▶ **EXERCISE PROMPT**
Please retype the data in full and exactly; the pictures are not part of the copy.

▶ **RAW DATA**
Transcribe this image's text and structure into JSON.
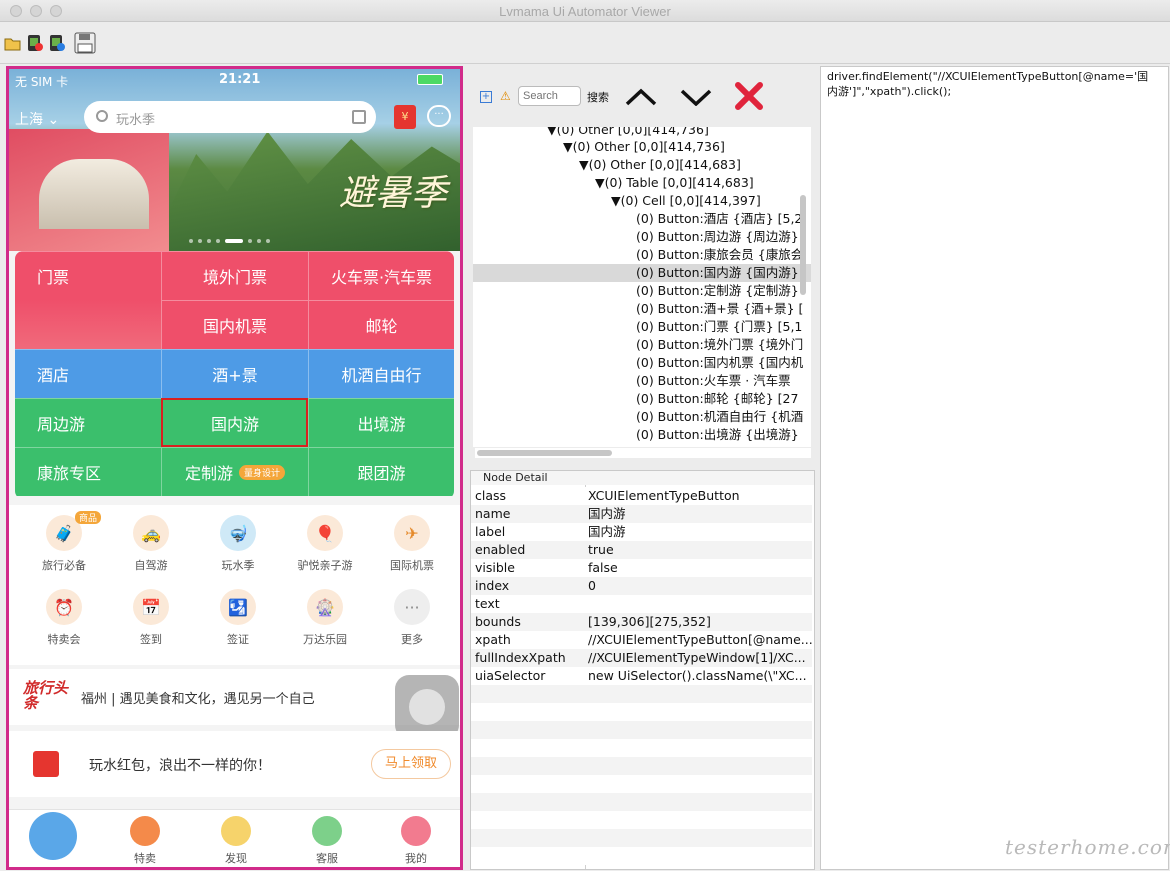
{
  "window": {
    "title": "Lvmama Ui Automator Viewer"
  },
  "toolbar": {
    "icons": [
      "open-icon",
      "screenshot-icon",
      "screenshot2-icon",
      "save-icon"
    ]
  },
  "phone": {
    "status": {
      "carrier": "无 SIM 卡",
      "time": "21:21"
    },
    "city": "上海",
    "search_placeholder": "玩水季",
    "redbag": "¥",
    "msg": "···",
    "slogan": "避暑季",
    "grid": [
      [
        "门票",
        "境外门票",
        "火车票·汽车票"
      ],
      [
        "",
        "国内机票",
        "邮轮"
      ],
      [
        "酒店",
        "酒+景",
        "机酒自由行"
      ],
      [
        "周边游",
        "国内游",
        "出境游"
      ],
      [
        "康旅专区",
        "定制游",
        "跟团游"
      ]
    ],
    "grid_tag": "量身设计",
    "icons": [
      "旅行必备",
      "自驾游",
      "玩水季",
      "驴悦亲子游",
      "国际机票",
      "特卖会",
      "签到",
      "签证",
      "万达乐园",
      "更多"
    ],
    "icons_badge": "商品",
    "news_logo": "旅行头条",
    "news_text": "福州 | 遇见美食和文化，遇见另一个自己",
    "promo_text": "玩水红包，浪出不一样的你！",
    "promo_button": "马上领取",
    "tabs": [
      "",
      "特卖",
      "发现",
      "客服",
      "我的"
    ]
  },
  "tree_search": {
    "placeholder": "Search",
    "label": "搜索"
  },
  "tree": [
    "▼(0) Other [0,0][414,736]",
    "▼(0) Other [0,0][414,736]",
    "▼(0) Other [0,0][414,683]",
    "▼(0) Table [0,0][414,683]",
    "▼(0) Cell [0,0][414,397]",
    "(0) Button:酒店 {酒店} [5,2",
    "(0) Button:周边游 {周边游}",
    "(0) Button:康旅会员 {康旅会",
    "(0) Button:国内游 {国内游}",
    "(0) Button:定制游 {定制游}",
    "(0) Button:酒+景 {酒+景} [",
    "(0) Button:门票 {门票} [5,1",
    "(0) Button:境外门票 {境外门",
    "(0) Button:国内机票 {国内机",
    "(0) Button:火车票 · 汽车票",
    "(0) Button:邮轮 {邮轮} [27",
    "(0) Button:机酒自由行 {机酒",
    "(0) Button:出境游 {出境游}"
  ],
  "detail": {
    "header": "Node Detail",
    "rows": [
      {
        "k": "class",
        "v": "XCUIElementTypeButton"
      },
      {
        "k": "name",
        "v": "国内游"
      },
      {
        "k": "label",
        "v": "国内游"
      },
      {
        "k": "enabled",
        "v": "true"
      },
      {
        "k": "visible",
        "v": "false"
      },
      {
        "k": "index",
        "v": "0"
      },
      {
        "k": "text",
        "v": ""
      },
      {
        "k": "bounds",
        "v": "[139,306][275,352]"
      },
      {
        "k": "xpath",
        "v": "//XCUIElementTypeButton[@name..."
      },
      {
        "k": "fullIndexXpath",
        "v": "//XCUIElementTypeWindow[1]/XC..."
      },
      {
        "k": "uiaSelector",
        "v": "new UiSelector().className(\\\"XC..."
      }
    ]
  },
  "code": "driver.findElement(\"//XCUIElementTypeButton[@name='国内游']\",\"xpath\").click();",
  "watermark": "testerhome.com",
  "colors": {
    "phone_border": "#d12b8a",
    "ticket": "#ef4f6a",
    "hotel": "#4e9be6",
    "tour": "#3bbf6c",
    "close": "#e0243c"
  }
}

▶ **COMPLETE RESPONSE**
Transcribe this image's text and structure into JSON.
{
  "window": {
    "title": "Lvmama Ui Automator Viewer"
  },
  "toolbar": {
    "icons": [
      "open-icon",
      "screenshot-icon",
      "screenshot2-icon",
      "save-icon"
    ]
  },
  "phone": {
    "status": {
      "carrier": "无 SIM 卡",
      "time": "21:21"
    },
    "city": "上海",
    "search_placeholder": "玩水季",
    "redbag": "¥",
    "msg": "···",
    "slogan": "避暑季",
    "grid": [
      [
        "门票",
        "境外门票",
        "火车票·汽车票"
      ],
      [
        "",
        "国内机票",
        "邮轮"
      ],
      [
        "酒店",
        "酒+景",
        "机酒自由行"
      ],
      [
        "周边游",
        "国内游",
        "出境游"
      ],
      [
        "康旅专区",
        "定制游",
        "跟团游"
      ]
    ],
    "grid_tag": "量身设计",
    "icons": [
      "旅行必备",
      "自驾游",
      "玩水季",
      "驴悦亲子游",
      "国际机票",
      "特卖会",
      "签到",
      "签证",
      "万达乐园",
      "更多"
    ],
    "icons_badge": "商品",
    "news_logo": "旅行头条",
    "news_text": "福州 | 遇见美食和文化，遇见另一个自己",
    "promo_text": "玩水红包，浪出不一样的你！",
    "promo_button": "马上领取",
    "tabs": [
      "",
      "特卖",
      "发现",
      "客服",
      "我的"
    ]
  },
  "tree_search": {
    "placeholder": "Search",
    "label": "搜索"
  },
  "tree": [
    "▼(0) Other [0,0][414,736]",
    "▼(0) Other [0,0][414,736]",
    "▼(0) Other [0,0][414,683]",
    "▼(0) Table [0,0][414,683]",
    "▼(0) Cell [0,0][414,397]",
    "(0) Button:酒店 {酒店} [5,2",
    "(0) Button:周边游 {周边游}",
    "(0) Button:康旅会员 {康旅会",
    "(0) Button:国内游 {国内游}",
    "(0) Button:定制游 {定制游}",
    "(0) Button:酒+景 {酒+景} [",
    "(0) Button:门票 {门票} [5,1",
    "(0) Button:境外门票 {境外门",
    "(0) Button:国内机票 {国内机",
    "(0) Button:火车票 · 汽车票",
    "(0) Button:邮轮 {邮轮} [27",
    "(0) Button:机酒自由行 {机酒",
    "(0) Button:出境游 {出境游}"
  ],
  "detail": {
    "header": "Node Detail",
    "rows": [
      {
        "k": "class",
        "v": "XCUIElementTypeButton"
      },
      {
        "k": "name",
        "v": "国内游"
      },
      {
        "k": "label",
        "v": "国内游"
      },
      {
        "k": "enabled",
        "v": "true"
      },
      {
        "k": "visible",
        "v": "false"
      },
      {
        "k": "index",
        "v": "0"
      },
      {
        "k": "text",
        "v": ""
      },
      {
        "k": "bounds",
        "v": "[139,306][275,352]"
      },
      {
        "k": "xpath",
        "v": "//XCUIElementTypeButton[@name..."
      },
      {
        "k": "fullIndexXpath",
        "v": "//XCUIElementTypeWindow[1]/XC..."
      },
      {
        "k": "uiaSelector",
        "v": "new UiSelector().className(\\\"XC..."
      }
    ]
  },
  "code": "driver.findElement(\"//XCUIElementTypeButton[@name='国内游']\",\"xpath\").click();",
  "watermark": "testerhome.com",
  "colors": {
    "phone_border": "#d12b8a",
    "ticket": "#ef4f6a",
    "hotel": "#4e9be6",
    "tour": "#3bbf6c",
    "close": "#e0243c"
  }
}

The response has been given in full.